▶ Exercise prompt:
Quote the whole listing verbatim.
>> START Working data
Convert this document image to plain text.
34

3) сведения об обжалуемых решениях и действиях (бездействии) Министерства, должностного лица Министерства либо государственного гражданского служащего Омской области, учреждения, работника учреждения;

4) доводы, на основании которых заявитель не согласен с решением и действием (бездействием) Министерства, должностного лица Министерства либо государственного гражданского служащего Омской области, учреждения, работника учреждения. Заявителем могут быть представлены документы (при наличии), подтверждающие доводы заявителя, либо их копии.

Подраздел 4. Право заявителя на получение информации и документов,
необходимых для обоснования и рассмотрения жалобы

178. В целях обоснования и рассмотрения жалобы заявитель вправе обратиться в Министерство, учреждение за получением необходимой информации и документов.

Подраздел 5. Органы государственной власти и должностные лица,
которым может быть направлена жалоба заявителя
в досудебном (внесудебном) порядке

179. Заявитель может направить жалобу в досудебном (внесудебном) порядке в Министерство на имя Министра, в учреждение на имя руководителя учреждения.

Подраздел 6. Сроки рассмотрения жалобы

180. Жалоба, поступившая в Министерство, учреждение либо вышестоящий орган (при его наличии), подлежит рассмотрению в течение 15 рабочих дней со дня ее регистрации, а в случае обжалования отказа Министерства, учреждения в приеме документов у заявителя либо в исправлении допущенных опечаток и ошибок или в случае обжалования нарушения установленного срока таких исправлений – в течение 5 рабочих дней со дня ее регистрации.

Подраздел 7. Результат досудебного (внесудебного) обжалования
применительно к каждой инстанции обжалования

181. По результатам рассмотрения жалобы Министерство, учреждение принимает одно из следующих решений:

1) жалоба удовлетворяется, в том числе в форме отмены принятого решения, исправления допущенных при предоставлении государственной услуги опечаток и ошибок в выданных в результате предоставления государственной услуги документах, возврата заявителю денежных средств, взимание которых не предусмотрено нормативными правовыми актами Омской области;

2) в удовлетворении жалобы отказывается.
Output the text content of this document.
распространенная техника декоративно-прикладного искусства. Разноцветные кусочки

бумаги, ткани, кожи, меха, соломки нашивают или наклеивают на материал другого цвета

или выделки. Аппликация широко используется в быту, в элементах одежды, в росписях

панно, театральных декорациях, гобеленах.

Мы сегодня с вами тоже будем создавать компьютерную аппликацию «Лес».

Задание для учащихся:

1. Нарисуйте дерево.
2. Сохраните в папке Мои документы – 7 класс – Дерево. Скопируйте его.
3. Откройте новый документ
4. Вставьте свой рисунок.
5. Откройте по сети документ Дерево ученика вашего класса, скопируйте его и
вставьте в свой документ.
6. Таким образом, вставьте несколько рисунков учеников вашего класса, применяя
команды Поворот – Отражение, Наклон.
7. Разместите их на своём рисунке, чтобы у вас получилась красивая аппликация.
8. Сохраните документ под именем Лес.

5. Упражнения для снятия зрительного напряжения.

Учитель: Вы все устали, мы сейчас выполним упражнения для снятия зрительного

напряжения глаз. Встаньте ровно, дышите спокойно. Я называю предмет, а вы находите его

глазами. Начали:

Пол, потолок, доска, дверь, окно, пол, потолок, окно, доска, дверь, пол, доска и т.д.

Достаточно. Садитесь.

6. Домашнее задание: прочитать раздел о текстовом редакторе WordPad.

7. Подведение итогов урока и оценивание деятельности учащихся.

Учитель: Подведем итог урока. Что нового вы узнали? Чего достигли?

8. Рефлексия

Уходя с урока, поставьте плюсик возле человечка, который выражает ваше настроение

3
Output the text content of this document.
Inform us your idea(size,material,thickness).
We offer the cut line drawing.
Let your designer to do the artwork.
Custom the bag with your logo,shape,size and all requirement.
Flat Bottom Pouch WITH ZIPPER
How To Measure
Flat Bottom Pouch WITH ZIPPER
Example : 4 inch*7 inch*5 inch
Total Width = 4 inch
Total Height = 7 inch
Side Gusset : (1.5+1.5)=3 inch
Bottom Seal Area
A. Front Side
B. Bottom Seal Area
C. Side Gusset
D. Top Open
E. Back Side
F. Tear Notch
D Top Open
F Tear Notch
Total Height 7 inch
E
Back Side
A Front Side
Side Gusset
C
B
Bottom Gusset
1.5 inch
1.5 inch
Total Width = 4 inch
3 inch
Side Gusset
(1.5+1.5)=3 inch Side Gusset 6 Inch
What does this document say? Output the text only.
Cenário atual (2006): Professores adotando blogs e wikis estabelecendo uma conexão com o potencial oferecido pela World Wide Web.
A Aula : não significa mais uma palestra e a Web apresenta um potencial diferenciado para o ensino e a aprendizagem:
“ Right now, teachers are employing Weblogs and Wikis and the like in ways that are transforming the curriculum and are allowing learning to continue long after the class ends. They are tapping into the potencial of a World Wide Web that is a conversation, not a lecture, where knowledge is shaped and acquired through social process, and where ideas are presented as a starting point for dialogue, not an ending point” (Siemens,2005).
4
>> END Working data
▶ Full answer:
Convert this document image to plain text.
34

3) сведения об обжалуемых решениях и действиях (бездействии) Министерства, должностного лица Министерства либо государственного гражданского служащего Омской области, учреждения, работника учреждения;

4) доводы, на основании которых заявитель не согласен с решением и действием (бездействием) Министерства, должностного лица Министерства либо государственного гражданского служащего Омской области, учреждения, работника учреждения. Заявителем могут быть представлены документы (при наличии), подтверждающие доводы заявителя, либо их копии.

Подраздел 4. Право заявителя на получение информации и документов,
необходимых для обоснования и рассмотрения жалобы

178. В целях обоснования и рассмотрения жалобы заявитель вправе обратиться в Министерство, учреждение за получением необходимой информации и документов.

Подраздел 5. Органы государственной власти и должностные лица,
которым может быть направлена жалоба заявителя
в досудебном (внесудебном) порядке

179. Заявитель может направить жалобу в досудебном (внесудебном) порядке в Министерство на имя Министра, в учреждение на имя руководителя учреждения.

Подраздел 6. Сроки рассмотрения жалобы

180. Жалоба, поступившая в Министерство, учреждение либо вышестоящий орган (при его наличии), подлежит рассмотрению в течение 15 рабочих дней со дня ее регистрации, а в случае обжалования отказа Министерства, учреждения в приеме документов у заявителя либо в исправлении допущенных опечаток и ошибок или в случае обжалования нарушения установленного срока таких исправлений – в течение 5 рабочих дней со дня ее регистрации.

Подраздел 7. Результат досудебного (внесудебного) обжалования
применительно к каждой инстанции обжалования

181. По результатам рассмотрения жалобы Министерство, учреждение принимает одно из следующих решений:

1) жалоба удовлетворяется, в том числе в форме отмены принятого решения, исправления допущенных при предоставлении государственной услуги опечаток и ошибок в выданных в результате предоставления государственной услуги документах, возврата заявителю денежных средств, взимание которых не предусмотрено нормативными правовыми актами Омской области;

2) в удовлетворении жалобы отказывается.
Output the text content of this document.
распространенная техника декоративно-прикладного искусства. Разноцветные кусочки

бумаги, ткани, кожи, меха, соломки нашивают или наклеивают на материал другого цвета

или выделки. Аппликация широко используется в быту, в элементах одежды, в росписях

панно, театральных декорациях, гобеленах.

Мы сегодня с вами тоже будем создавать компьютерную аппликацию «Лес».

Задание для учащихся:

1. Нарисуйте дерево.
2. Сохраните в папке Мои документы – 7 класс – Дерево. Скопируйте его.
3. Откройте новый документ
4. Вставьте свой рисунок.
5. Откройте по сети документ Дерево ученика вашего класса, скопируйте его и
вставьте в свой документ.
6. Таким образом, вставьте несколько рисунков учеников вашего класса, применяя
команды Поворот – Отражение, Наклон.
7. Разместите их на своём рисунке, чтобы у вас получилась красивая аппликация.
8. Сохраните документ под именем Лес.

5. Упражнения для снятия зрительного напряжения.

Учитель: Вы все устали, мы сейчас выполним упражнения для снятия зрительного

напряжения глаз. Встаньте ровно, дышите спокойно. Я называю предмет, а вы находите его

глазами. Начали:

Пол, потолок, доска, дверь, окно, пол, потолок, окно, доска, дверь, пол, доска и т.д.

Достаточно. Садитесь.

6. Домашнее задание: прочитать раздел о текстовом редакторе WordPad.

7. Подведение итогов урока и оценивание деятельности учащихся.

Учитель: Подведем итог урока. Что нового вы узнали? Чего достигли?

8. Рефлексия

Уходя с урока, поставьте плюсик возле человечка, который выражает ваше настроение

3
Output the text content of this document.
Inform us your idea(size,material,thickness).
We offer the cut line drawing.
Let your designer to do the artwork.
Custom the bag with your logo,shape,size and all requirement.
Flat Bottom Pouch WITH ZIPPER
How To Measure
Flat Bottom Pouch WITH ZIPPER
Example : 4 inch*7 inch*5 inch
Total Width = 4 inch
Total Height = 7 inch
Side Gusset : (1.5+1.5)=3 inch
Bottom Seal Area
A. Front Side
B. Bottom Seal Area
C. Side Gusset
D. Top Open
E. Back Side
F. Tear Notch
D Top Open
F Tear Notch
Total Height 7 inch
E
Back Side
A Front Side
Side Gusset
C
B
Bottom Gusset
1.5 inch
1.5 inch
Total Width = 4 inch
3 inch
Side Gusset
(1.5+1.5)=3 inch Side Gusset 6 Inch
What does this document say? Output the text only.
Cenário atual (2006): Professores adotando blogs e wikis estabelecendo uma conexão com o potencial oferecido pela World Wide Web.
A Aula : não significa mais uma palestra e a Web apresenta um potencial diferenciado para o ensino e a aprendizagem:
“ Right now, teachers are employing Weblogs and Wikis and the like in ways that are transforming the curriculum and are allowing learning to continue long after the class ends. They are tapping into the potencial of a World Wide Web that is a conversation, not a lecture, where knowledge is shaped and acquired through social process, and where ideas are presented as a starting point for dialogue, not an ending point” (Siemens,2005).
4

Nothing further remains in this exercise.